PROVIDED INFORMATION:
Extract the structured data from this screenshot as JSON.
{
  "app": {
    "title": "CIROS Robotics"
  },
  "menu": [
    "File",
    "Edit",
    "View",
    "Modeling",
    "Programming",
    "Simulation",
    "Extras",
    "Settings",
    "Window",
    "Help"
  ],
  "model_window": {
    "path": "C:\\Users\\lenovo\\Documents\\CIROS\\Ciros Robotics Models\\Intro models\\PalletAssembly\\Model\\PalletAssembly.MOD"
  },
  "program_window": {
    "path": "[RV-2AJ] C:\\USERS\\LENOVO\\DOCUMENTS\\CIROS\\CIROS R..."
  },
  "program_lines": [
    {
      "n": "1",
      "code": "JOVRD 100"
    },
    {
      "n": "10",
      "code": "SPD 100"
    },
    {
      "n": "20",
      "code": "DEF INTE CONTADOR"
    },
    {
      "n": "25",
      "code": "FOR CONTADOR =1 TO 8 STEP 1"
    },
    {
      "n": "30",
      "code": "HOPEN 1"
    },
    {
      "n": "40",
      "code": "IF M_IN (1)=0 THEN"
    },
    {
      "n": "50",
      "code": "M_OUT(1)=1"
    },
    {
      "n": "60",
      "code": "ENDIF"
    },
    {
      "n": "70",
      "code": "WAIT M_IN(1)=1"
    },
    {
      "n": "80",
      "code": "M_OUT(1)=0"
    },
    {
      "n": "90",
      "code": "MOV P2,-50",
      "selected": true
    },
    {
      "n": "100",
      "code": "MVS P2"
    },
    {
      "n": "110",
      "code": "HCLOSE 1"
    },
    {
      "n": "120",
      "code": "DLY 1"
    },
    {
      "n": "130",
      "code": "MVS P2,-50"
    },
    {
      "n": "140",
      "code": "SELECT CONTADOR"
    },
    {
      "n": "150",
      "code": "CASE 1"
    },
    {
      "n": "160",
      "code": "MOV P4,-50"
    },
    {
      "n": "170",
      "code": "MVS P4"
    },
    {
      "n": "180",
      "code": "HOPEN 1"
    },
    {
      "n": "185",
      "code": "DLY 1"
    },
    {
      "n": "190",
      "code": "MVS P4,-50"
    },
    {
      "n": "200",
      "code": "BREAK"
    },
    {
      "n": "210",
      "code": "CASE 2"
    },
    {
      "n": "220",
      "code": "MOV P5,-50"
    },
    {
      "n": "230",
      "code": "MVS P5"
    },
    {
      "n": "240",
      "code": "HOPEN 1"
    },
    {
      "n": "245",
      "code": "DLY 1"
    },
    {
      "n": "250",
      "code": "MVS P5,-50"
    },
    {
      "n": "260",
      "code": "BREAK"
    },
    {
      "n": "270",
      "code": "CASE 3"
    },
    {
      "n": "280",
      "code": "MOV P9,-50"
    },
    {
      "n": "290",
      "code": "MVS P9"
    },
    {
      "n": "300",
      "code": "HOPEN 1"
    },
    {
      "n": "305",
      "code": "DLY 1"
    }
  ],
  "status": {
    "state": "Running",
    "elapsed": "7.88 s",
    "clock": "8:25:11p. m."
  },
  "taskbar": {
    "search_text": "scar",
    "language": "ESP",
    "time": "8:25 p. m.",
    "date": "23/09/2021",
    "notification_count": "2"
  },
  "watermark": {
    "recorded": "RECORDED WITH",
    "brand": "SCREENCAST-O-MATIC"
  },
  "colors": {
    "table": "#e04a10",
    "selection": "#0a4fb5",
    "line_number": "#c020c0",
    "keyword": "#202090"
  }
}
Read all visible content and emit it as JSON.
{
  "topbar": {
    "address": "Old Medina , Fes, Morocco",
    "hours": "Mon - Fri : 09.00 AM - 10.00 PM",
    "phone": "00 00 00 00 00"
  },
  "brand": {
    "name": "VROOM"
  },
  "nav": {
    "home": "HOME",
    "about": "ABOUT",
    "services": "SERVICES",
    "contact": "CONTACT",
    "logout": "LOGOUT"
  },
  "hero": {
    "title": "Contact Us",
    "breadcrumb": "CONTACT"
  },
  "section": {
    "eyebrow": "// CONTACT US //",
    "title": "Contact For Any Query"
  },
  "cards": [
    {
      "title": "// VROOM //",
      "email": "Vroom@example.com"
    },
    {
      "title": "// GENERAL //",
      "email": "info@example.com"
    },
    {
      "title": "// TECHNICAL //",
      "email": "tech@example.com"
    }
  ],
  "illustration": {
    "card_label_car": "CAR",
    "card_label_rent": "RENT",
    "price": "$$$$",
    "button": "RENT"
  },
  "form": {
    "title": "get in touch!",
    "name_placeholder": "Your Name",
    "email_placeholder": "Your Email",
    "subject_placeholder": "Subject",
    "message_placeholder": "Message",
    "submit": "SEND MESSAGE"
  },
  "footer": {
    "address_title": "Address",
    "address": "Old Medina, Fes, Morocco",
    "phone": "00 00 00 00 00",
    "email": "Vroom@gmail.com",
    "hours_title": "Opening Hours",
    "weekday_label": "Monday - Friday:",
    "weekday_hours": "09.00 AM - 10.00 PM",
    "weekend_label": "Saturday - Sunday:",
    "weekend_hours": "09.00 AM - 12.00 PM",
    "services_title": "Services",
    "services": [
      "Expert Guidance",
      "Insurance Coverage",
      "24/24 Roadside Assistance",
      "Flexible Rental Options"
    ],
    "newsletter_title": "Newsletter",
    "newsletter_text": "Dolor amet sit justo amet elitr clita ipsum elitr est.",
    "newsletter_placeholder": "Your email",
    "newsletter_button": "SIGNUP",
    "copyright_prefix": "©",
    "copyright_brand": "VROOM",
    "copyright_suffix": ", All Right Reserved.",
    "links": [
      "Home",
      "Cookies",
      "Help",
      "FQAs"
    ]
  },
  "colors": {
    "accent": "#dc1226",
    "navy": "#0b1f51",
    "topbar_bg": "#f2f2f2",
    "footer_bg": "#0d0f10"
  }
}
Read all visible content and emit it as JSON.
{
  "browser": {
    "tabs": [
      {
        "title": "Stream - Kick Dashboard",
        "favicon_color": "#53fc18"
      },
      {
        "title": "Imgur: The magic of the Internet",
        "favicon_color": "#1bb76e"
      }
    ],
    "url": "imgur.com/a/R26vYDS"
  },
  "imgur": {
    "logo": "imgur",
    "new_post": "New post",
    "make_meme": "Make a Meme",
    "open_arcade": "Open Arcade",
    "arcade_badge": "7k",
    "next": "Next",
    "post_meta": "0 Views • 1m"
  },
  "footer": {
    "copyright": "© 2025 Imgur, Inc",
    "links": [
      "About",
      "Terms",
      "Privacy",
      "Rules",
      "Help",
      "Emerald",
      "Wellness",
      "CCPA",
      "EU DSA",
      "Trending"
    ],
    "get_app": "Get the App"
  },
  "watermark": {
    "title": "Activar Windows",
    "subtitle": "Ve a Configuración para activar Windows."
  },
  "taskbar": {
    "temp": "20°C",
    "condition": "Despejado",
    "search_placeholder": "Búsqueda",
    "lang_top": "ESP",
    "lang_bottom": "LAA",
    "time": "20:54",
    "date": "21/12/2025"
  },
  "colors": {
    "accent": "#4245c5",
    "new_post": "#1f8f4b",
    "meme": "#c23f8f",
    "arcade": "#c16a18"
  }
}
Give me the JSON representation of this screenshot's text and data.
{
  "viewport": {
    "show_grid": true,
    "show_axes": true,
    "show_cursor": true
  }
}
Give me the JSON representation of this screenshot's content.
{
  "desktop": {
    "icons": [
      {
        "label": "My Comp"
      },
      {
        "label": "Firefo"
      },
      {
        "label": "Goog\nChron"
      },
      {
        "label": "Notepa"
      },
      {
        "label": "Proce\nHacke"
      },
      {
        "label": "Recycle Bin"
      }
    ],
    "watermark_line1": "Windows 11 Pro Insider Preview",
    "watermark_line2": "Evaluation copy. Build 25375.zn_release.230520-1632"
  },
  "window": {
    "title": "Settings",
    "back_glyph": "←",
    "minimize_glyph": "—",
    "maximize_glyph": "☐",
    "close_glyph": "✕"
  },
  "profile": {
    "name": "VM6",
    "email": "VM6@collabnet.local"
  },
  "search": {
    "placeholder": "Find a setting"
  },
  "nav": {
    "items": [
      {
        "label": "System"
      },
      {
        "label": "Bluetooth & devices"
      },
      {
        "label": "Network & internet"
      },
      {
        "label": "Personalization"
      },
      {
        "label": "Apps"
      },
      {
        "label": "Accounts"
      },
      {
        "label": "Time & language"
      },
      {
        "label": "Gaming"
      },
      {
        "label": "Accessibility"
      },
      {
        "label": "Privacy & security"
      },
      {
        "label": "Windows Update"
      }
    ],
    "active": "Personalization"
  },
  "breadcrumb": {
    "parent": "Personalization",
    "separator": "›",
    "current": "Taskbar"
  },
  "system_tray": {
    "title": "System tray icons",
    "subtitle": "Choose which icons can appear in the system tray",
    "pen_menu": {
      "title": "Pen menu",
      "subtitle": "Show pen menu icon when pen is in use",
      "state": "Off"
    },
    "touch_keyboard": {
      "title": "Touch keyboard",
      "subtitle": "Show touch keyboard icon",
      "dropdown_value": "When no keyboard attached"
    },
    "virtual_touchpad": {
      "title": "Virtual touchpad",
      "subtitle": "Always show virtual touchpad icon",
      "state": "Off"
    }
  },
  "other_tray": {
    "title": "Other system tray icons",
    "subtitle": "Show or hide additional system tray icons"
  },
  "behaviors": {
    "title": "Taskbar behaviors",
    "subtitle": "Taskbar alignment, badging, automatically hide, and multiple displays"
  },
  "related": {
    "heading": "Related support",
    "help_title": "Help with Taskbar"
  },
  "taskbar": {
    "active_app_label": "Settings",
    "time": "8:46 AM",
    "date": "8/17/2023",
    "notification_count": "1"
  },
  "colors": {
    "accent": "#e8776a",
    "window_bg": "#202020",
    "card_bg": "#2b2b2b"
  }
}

GIVEN INSTRUCTION: Copy each line of the records that contains the word "icons".

WRITTEN SOLUTION:
    "icons": [
    "title": "System tray icons",
    "subtitle": "Choose which icons can appear in the system tray",
    "title": "Other system tray icons",
    "subtitle": "Show or hide additional system tray icons"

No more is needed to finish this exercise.